*WHAT YOU HAVE TO DO*
From the records below, return verbatim every line from the one containing "Patent image size: (825, 836)." through the one containing "The second tab 420 is at (312, 217).", including both of those lines.

*STORED RECORDS*
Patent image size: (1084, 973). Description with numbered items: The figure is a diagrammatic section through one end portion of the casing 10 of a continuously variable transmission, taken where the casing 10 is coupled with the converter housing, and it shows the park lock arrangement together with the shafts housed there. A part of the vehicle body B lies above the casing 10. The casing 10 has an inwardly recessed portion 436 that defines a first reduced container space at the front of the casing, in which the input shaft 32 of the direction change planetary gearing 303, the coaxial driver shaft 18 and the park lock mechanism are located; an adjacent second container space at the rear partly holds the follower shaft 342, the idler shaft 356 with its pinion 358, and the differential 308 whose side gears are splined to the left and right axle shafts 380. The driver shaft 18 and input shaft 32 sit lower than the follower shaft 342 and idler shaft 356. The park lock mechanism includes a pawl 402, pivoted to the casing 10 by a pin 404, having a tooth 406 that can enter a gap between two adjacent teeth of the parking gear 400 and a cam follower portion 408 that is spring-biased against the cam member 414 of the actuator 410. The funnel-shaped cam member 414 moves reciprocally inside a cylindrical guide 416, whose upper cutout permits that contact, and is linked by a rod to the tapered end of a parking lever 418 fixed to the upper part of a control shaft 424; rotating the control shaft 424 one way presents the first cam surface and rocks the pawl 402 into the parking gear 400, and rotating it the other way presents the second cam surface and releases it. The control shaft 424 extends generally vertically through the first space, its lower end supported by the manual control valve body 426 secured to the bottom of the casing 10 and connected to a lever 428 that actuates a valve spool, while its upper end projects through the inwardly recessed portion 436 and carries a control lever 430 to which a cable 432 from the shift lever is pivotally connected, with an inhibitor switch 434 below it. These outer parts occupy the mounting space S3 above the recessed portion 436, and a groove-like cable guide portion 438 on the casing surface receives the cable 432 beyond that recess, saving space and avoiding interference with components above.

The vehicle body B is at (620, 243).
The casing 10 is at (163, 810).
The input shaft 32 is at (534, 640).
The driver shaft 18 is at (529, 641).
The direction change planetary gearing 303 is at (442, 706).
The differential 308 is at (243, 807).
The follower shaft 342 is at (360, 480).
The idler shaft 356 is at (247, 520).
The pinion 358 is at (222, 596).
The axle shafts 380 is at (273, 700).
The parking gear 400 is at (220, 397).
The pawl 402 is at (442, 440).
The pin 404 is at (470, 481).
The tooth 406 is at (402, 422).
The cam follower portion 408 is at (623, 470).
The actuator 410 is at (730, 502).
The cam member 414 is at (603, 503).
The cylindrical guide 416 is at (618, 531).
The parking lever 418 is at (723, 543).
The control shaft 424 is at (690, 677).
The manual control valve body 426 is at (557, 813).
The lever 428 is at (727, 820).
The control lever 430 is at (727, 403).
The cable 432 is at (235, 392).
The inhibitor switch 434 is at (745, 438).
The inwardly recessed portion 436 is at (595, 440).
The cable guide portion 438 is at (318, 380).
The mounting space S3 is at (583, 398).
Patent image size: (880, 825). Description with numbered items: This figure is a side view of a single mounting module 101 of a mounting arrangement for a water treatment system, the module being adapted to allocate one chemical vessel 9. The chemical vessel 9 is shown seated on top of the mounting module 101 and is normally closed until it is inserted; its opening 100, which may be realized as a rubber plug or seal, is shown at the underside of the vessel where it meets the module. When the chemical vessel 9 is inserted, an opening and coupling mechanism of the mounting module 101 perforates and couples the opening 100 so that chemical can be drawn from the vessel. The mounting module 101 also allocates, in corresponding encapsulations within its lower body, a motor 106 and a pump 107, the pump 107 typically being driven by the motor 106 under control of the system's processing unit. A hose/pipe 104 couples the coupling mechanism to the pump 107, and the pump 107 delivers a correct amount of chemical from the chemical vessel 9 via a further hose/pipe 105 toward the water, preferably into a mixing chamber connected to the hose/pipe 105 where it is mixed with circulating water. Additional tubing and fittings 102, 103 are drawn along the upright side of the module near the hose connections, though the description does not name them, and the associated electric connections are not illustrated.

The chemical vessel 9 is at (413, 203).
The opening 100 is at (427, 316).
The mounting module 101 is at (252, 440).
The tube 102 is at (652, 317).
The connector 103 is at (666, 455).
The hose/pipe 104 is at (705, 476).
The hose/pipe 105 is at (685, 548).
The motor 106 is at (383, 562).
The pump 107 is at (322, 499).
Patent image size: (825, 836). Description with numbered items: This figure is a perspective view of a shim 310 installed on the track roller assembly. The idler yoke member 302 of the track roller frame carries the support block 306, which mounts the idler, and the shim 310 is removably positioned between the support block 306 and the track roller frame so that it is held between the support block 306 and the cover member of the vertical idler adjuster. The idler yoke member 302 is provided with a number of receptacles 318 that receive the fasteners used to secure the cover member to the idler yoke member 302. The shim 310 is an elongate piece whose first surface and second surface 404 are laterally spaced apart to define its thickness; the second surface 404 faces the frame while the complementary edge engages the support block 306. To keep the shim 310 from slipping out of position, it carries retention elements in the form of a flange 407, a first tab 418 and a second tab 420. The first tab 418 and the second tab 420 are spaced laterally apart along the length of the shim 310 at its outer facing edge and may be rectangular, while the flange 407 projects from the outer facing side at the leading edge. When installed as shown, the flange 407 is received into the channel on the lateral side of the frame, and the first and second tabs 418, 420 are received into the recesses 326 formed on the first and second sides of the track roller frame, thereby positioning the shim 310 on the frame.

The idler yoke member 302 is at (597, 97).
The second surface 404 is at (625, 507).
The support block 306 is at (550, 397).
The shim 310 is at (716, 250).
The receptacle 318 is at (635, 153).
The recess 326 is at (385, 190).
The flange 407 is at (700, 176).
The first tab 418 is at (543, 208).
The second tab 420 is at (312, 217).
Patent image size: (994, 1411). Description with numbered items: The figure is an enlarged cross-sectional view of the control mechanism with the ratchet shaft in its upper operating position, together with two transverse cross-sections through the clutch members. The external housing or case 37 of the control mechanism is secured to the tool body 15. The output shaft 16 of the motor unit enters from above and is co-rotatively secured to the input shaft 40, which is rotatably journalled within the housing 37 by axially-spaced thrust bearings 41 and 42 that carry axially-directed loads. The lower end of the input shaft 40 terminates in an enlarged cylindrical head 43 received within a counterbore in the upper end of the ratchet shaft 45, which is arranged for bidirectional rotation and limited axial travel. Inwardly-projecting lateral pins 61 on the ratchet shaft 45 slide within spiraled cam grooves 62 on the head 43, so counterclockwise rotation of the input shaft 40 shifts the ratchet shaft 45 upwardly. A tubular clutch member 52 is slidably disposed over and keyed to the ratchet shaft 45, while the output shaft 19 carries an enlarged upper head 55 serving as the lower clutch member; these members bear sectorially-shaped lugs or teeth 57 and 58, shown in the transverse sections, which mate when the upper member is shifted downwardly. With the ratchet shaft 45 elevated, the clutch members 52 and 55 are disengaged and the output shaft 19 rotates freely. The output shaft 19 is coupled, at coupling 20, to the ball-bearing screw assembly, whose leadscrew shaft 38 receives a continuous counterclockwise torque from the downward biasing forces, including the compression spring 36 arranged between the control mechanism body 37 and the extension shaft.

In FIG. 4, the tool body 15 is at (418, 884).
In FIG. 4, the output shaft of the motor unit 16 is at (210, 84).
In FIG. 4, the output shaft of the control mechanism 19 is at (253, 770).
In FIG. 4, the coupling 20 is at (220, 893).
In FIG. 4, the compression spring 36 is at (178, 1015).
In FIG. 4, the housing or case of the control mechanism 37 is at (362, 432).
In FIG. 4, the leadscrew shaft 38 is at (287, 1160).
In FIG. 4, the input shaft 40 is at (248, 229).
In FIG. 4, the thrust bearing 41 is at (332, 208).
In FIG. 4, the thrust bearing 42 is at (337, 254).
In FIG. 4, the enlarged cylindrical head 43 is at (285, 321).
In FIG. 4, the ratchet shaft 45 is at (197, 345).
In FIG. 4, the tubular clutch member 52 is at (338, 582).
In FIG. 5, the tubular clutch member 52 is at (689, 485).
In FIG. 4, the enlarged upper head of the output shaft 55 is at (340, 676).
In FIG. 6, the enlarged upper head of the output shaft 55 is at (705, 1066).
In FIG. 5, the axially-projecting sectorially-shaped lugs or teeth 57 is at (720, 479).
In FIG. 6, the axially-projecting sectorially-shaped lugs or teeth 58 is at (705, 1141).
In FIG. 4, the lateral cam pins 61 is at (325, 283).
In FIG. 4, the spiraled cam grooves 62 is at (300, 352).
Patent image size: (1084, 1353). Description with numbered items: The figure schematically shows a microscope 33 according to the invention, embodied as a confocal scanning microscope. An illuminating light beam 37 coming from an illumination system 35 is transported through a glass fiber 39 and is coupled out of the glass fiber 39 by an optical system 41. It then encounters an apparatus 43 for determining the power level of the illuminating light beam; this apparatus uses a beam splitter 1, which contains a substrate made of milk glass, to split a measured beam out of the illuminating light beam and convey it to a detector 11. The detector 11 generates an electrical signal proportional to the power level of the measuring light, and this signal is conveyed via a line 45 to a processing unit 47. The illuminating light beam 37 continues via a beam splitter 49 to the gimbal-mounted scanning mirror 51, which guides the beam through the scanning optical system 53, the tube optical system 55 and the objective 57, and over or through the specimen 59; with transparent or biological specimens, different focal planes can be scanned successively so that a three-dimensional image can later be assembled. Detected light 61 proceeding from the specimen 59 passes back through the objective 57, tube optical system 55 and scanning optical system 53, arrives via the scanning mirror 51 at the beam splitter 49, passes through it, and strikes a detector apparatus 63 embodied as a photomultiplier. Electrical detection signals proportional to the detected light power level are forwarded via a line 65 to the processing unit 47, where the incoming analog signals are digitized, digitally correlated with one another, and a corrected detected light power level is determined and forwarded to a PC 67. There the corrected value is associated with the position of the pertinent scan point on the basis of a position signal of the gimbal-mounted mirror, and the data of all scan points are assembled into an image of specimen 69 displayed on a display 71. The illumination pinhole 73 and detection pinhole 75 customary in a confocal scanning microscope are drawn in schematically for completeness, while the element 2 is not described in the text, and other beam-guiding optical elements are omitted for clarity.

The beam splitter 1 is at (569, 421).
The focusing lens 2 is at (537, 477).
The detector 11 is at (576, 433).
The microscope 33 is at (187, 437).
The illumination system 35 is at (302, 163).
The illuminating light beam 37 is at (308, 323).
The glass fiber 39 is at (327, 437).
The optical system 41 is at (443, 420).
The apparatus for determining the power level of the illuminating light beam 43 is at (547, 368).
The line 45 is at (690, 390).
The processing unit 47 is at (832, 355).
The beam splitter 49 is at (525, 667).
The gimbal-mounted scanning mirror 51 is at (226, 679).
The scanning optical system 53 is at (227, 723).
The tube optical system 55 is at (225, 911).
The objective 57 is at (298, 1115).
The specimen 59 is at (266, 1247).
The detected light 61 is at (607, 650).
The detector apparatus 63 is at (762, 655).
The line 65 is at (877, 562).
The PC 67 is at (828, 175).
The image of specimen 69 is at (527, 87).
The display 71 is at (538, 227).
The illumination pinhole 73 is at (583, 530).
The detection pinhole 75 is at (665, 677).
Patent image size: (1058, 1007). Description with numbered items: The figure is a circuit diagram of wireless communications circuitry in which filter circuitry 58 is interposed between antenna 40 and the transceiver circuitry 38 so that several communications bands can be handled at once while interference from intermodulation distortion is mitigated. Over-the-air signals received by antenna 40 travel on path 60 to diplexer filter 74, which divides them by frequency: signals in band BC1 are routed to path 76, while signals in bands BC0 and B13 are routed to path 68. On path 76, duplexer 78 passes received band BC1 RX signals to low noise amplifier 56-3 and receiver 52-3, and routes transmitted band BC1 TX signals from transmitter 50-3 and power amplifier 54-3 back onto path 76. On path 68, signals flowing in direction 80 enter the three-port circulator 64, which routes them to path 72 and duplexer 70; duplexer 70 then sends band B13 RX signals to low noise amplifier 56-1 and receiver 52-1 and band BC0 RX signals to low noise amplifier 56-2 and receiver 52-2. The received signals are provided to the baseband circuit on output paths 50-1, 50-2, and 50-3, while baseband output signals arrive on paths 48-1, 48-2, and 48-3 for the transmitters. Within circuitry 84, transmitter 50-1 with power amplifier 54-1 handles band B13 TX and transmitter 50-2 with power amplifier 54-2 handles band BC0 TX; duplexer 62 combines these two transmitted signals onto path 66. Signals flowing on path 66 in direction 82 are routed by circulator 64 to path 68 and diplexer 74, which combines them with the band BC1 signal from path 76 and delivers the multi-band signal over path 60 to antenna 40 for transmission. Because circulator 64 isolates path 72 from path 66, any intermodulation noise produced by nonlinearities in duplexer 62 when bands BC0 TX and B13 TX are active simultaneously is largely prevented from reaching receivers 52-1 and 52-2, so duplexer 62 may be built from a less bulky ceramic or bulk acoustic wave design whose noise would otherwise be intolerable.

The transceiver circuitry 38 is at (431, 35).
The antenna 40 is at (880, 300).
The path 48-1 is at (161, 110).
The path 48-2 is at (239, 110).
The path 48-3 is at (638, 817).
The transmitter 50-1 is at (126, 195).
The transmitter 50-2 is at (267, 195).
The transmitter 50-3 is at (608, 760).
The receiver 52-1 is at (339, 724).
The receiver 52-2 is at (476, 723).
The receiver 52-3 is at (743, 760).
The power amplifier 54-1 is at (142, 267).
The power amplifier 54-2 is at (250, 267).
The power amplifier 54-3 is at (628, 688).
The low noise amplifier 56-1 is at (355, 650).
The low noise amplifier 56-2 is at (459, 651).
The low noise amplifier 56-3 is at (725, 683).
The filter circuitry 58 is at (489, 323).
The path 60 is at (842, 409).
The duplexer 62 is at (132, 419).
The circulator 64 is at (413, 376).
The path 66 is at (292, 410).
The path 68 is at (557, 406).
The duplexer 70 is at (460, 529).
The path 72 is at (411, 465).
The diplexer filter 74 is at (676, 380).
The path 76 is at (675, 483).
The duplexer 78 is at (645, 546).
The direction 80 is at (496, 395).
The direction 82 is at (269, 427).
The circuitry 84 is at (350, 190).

*OUTPUT BELOW*
Patent image size: (825, 836). Description with numbered items: This figure is a perspective view of a shim 310 installed on the track roller assembly. The idler yoke member 302 of the track roller frame carries the support block 306, which mounts the idler, and the shim 310 is removably positioned between the support block 306 and the track roller frame so that it is held between the support block 306 and the cover member of the vertical idler adjuster. The idler yoke member 302 is provided with a number of receptacles 318 that receive the fasteners used to secure the cover member to the idler yoke member 302. The shim 310 is an elongate piece whose first surface and second surface 404 are laterally spaced apart to define its thickness; the second surface 404 faces the frame while the complementary edge engages the support block 306. To keep the shim 310 from slipping out of position, it carries retention elements in the form of a flange 407, a first tab 418 and a second tab 420. The first tab 418 and the second tab 420 are spaced laterally apart along the length of the shim 310 at its outer facing edge and may be rectangular, while the flange 407 projects from the outer facing side at the leading edge. When installed as shown, the flange 407 is received into the channel on the lateral side of the frame, and the first and second tabs 418, 420 are received into the recesses 326 formed on the first and second sides of the track roller frame, thereby positioning the shim 310 on the frame.

The idler yoke member 302 is at (597, 97).
The second surface 404 is at (625, 507).
The support block 306 is at (550, 397).
The shim 310 is at (716, 250).
The receptacle 318 is at (635, 153).
The recess 326 is at (385, 190).
The flange 407 is at (700, 176).
The first tab 418 is at (543, 208).
The second tab 420 is at (312, 217).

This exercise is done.